Short problem:
Copy all entries without alteration and skip the pictures they hold.

Task data:
#####

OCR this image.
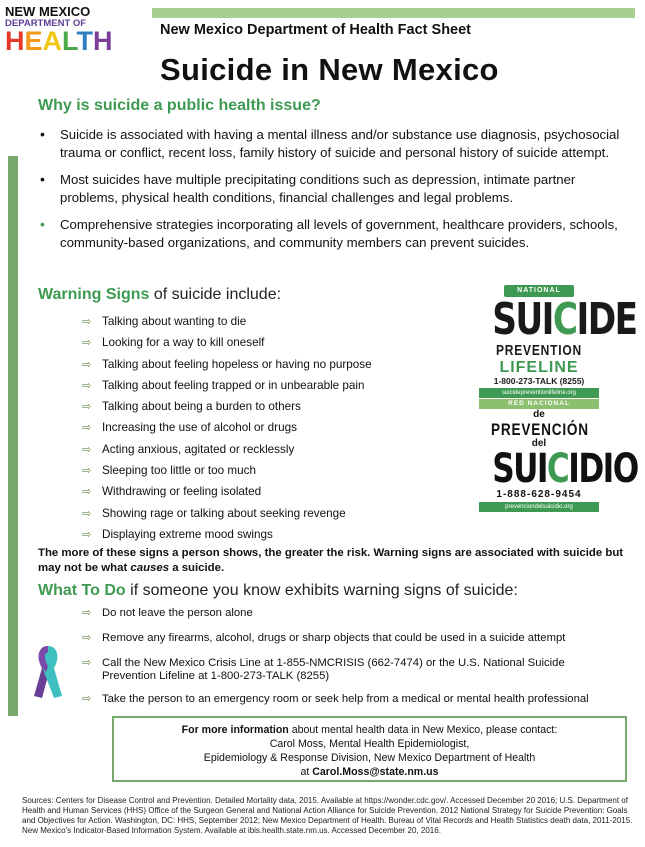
NEW MEXICO
DEPARTMENT OF
HEALTH	New Mexico Department of Health Fact Sheet
Suicide in New Mexico
Why is suicide a public health issue?
• Suicide is associated with having a mental illness and/or substance use diagnosis, psychosocial trauma or conflict, recent loss, family history of suicide and personal history of suicide attempt.
• Most suicides have multiple precipitating conditions such as depression, intimate partner problems, physical health conditions, financial challenges and legal problems.
• Comprehensive strategies incorporating all levels of government, healthcare providers, schools, community-based organizations, and community members can prevent suicides.
Warning Signs of suicide include:
⇨ Talking about wanting to die
⇨ Looking for a way to kill oneself
⇨ Talking about feeling hopeless or having no purpose
⇨ Talking about feeling trapped or in unbearable pain
⇨ Talking about being a burden to others
⇨ Increasing the use of alcohol or drugs
⇨ Acting anxious, agitated or recklessly
⇨ Sleeping too little or too much
⇨ Withdrawing or feeling isolated
⇨ Showing rage or talking about seeking revenge
⇨ Displaying extreme mood swings
NATIONAL
SUICIDE
PREVENTION
LIFELINE
1-800-273-TALK (8255)
suicidepreventionlifeline.org
RED NACIONAL
de
PREVENCIÓN
del
SUICIDIO
1-888-628-9454
prevenciondelsuicidio.org
The more of these signs a person shows, the greater the risk. Warning signs are associated with suicide but may not be what causes a suicide.
What To Do if someone you know exhibits warning signs of suicide:
⇨ Do not leave the person alone
⇨ Remove any firearms, alcohol, drugs or sharp objects that could be used in a suicide attempt
⇨ Call the New Mexico Crisis Line at 1-855-NMCRISIS (662-7474) or the U.S. National Suicide Prevention Lifeline at 1-800-273-TALK (8255)
⇨ Take the person to an emergency room or seek help from a medical or mental health professional
For more information about mental health data in New Mexico, please contact:
Carol Moss, Mental Health Epidemiologist,
Epidemiology & Response Division, New Mexico Department of Health
at Carol.Moss@state.nm.us
Sources: Centers for Disease Control and Prevention. Detailed Mortality data, 2015. Available at https://wonder.cdc.gov/. Accessed December 20 2016; U.S. Department of Health and Human Services (HHS) Office of the Surgeon General and National Action Alliance for Suicide Prevention. 2012 National Strategy for Suicide Prevention: Goals and Objectives for Action. Washington, DC: HHS, September 2012; New Mexico Department of Health. Bureau of Vital Records and Health Statistics death data, 2011-2015. New Mexico's Indicator-Based Information System. Available at ibis.health.state.nm.us. Accessed December 20, 2016.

#####

Answer below:
OCR this image.
NEW MEXICO
DEPARTMENT OF
HEALTH	New Mexico Department of Health Fact Sheet
Suicide in New Mexico
Why is suicide a public health issue?
• Suicide is associated with having a mental illness and/or substance use diagnosis, psychosocial trauma or conflict, recent loss, family history of suicide and personal history of suicide attempt.
• Most suicides have multiple precipitating conditions such as depression, intimate partner problems, physical health conditions, financial challenges and legal problems.
• Comprehensive strategies incorporating all levels of government, healthcare providers, schools, community-based organizations, and community members can prevent suicides.
Warning Signs of suicide include:
⇨ Talking about wanting to die
⇨ Looking for a way to kill oneself
⇨ Talking about feeling hopeless or having no purpose
⇨ Talking about feeling trapped or in unbearable pain
⇨ Talking about being a burden to others
⇨ Increasing the use of alcohol or drugs
⇨ Acting anxious, agitated or recklessly
⇨ Sleeping too little or too much
⇨ Withdrawing or feeling isolated
⇨ Showing rage or talking about seeking revenge
⇨ Displaying extreme mood swings
NATIONAL
SUICIDE
PREVENTION
LIFELINE
1-800-273-TALK (8255)
suicidepreventionlifeline.org
RED NACIONAL
de
PREVENCIÓN
del
SUICIDIO
1-888-628-9454
prevenciondelsuicidio.org
The more of these signs a person shows, the greater the risk. Warning signs are associated with suicide but may not be what causes a suicide.
What To Do if someone you know exhibits warning signs of suicide:
⇨ Do not leave the person alone
⇨ Remove any firearms, alcohol, drugs or sharp objects that could be used in a suicide attempt
⇨ Call the New Mexico Crisis Line at 1-855-NMCRISIS (662-7474) or the U.S. National Suicide Prevention Lifeline at 1-800-273-TALK (8255)
⇨ Take the person to an emergency room or seek help from a medical or mental health professional
For more information about mental health data in New Mexico, please contact:
Carol Moss, Mental Health Epidemiologist,
Epidemiology & Response Division, New Mexico Department of Health
at Carol.Moss@state.nm.us
Sources: Centers for Disease Control and Prevention. Detailed Mortality data, 2015. Available at https://wonder.cdc.gov/. Accessed December 20 2016; U.S. Department of Health and Human Services (HHS) Office of the Surgeon General and National Action Alliance for Suicide Prevention. 2012 National Strategy for Suicide Prevention: Goals and Objectives for Action. Washington, DC: HHS, September 2012; New Mexico Department of Health. Bureau of Vital Records and Health Statistics death data, 2011-2015. New Mexico's Indicator-Based Information System. Available at ibis.health.state.nm.us. Accessed December 20, 2016.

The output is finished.